Locate the lines where "higher" occurs and copy them as they stand.

::: ENTRIES SHOWN :::

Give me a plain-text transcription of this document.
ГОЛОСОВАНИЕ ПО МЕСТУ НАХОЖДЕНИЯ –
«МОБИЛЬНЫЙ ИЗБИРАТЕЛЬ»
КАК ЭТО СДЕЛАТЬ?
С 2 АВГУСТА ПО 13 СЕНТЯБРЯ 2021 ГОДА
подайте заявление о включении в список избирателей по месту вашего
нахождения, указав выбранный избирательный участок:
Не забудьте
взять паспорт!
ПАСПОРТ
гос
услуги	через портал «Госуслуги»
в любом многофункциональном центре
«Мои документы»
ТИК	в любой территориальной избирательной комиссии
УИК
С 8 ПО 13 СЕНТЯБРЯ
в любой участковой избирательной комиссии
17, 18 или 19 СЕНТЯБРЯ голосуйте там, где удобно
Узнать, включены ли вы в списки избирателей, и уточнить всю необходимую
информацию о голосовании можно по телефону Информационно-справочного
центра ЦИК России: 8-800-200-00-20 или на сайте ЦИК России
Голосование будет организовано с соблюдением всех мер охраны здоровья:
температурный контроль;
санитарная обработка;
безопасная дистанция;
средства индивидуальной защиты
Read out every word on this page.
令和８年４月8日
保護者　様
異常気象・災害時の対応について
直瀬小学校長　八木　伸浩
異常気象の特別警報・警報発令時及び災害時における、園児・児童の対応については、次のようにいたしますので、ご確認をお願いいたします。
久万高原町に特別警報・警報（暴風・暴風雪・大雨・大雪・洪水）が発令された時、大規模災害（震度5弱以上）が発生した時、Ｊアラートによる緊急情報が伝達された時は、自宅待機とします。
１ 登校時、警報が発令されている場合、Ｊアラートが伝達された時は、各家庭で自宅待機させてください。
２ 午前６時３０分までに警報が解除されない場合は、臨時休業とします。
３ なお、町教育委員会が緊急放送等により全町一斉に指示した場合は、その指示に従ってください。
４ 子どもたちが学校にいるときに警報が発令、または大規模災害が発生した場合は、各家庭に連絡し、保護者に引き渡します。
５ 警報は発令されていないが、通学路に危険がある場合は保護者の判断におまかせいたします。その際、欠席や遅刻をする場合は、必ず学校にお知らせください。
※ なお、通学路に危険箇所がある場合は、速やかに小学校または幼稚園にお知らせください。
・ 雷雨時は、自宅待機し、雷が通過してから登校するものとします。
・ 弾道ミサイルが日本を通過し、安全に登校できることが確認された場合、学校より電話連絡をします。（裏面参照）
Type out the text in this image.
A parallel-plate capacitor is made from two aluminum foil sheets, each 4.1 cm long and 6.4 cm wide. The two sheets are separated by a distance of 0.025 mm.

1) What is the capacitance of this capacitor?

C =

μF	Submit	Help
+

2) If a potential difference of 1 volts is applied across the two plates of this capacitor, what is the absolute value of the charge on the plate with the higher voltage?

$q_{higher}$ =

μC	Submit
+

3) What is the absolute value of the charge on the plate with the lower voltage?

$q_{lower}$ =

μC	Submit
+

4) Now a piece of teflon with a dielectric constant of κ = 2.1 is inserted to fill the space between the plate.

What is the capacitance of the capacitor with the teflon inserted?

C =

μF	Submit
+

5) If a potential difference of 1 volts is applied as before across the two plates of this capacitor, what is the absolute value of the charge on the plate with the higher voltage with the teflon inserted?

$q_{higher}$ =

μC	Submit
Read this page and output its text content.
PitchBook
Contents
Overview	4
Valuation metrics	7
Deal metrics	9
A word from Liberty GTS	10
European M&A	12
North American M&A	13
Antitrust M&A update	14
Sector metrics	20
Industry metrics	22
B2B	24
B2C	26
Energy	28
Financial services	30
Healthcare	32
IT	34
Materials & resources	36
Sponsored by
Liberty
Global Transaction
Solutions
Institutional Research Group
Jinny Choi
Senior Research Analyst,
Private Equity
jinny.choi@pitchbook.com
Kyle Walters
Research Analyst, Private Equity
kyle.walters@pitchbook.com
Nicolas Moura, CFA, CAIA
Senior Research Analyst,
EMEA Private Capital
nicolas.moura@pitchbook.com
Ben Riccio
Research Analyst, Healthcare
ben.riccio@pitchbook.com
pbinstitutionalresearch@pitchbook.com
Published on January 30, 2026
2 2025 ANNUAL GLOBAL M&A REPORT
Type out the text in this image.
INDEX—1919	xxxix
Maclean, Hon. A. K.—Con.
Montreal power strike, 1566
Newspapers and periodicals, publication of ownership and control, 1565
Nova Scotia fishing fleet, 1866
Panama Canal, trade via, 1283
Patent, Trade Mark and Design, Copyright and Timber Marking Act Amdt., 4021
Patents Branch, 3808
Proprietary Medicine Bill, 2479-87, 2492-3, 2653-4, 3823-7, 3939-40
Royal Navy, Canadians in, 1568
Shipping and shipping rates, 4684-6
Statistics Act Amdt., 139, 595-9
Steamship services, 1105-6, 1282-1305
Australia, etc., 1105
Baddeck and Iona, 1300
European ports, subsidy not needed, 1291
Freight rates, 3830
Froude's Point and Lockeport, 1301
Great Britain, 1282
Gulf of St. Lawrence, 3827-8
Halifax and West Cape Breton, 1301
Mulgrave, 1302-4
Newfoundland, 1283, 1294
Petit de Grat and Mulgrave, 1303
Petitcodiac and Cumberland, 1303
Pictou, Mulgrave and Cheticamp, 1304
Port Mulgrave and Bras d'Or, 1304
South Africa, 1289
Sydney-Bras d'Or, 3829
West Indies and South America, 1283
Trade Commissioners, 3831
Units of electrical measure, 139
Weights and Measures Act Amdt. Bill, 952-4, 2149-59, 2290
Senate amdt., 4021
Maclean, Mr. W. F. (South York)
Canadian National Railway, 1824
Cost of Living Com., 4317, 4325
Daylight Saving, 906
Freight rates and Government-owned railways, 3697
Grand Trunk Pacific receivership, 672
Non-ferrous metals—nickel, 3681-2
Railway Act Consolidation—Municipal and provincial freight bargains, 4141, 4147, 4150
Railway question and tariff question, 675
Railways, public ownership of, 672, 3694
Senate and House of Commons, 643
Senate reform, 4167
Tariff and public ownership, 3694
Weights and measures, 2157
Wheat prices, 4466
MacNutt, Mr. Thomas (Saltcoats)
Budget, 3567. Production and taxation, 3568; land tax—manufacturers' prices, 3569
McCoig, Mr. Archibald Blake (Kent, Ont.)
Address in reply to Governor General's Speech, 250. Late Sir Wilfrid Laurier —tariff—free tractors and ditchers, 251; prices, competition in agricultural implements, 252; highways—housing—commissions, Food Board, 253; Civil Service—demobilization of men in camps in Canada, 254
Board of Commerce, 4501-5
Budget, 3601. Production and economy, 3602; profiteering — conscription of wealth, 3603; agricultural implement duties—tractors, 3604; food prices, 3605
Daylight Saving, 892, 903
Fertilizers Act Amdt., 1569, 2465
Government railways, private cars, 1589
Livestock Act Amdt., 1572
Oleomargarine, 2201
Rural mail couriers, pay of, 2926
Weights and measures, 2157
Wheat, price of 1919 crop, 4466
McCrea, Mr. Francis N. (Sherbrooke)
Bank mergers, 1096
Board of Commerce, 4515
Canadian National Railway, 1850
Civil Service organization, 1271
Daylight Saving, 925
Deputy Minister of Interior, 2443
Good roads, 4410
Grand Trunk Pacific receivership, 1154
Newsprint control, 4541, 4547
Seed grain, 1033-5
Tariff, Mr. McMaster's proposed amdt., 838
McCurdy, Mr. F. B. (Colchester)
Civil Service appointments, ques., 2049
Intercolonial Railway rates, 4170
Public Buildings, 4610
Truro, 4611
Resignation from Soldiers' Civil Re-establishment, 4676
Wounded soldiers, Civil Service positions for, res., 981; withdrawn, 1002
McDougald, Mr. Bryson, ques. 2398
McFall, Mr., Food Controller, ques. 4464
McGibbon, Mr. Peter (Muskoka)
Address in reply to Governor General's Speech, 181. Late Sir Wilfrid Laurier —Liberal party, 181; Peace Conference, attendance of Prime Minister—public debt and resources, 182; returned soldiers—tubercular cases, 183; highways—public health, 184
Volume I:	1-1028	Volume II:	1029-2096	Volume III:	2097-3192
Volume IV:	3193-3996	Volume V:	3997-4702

:::

> [WORKED SOLUTION]:
2) If a potential difference of 1 volts is applied across the two plates of this capacitor, what is the absolute value of the charge on the plate with the higher voltage?
$q_{higher}$ =
5) If a potential difference of 1 volts is applied as before across the two plates of this capacitor, what is the absolute value of the charge on the plate with the higher voltage with the teflon inserted?
$q_{higher}$ =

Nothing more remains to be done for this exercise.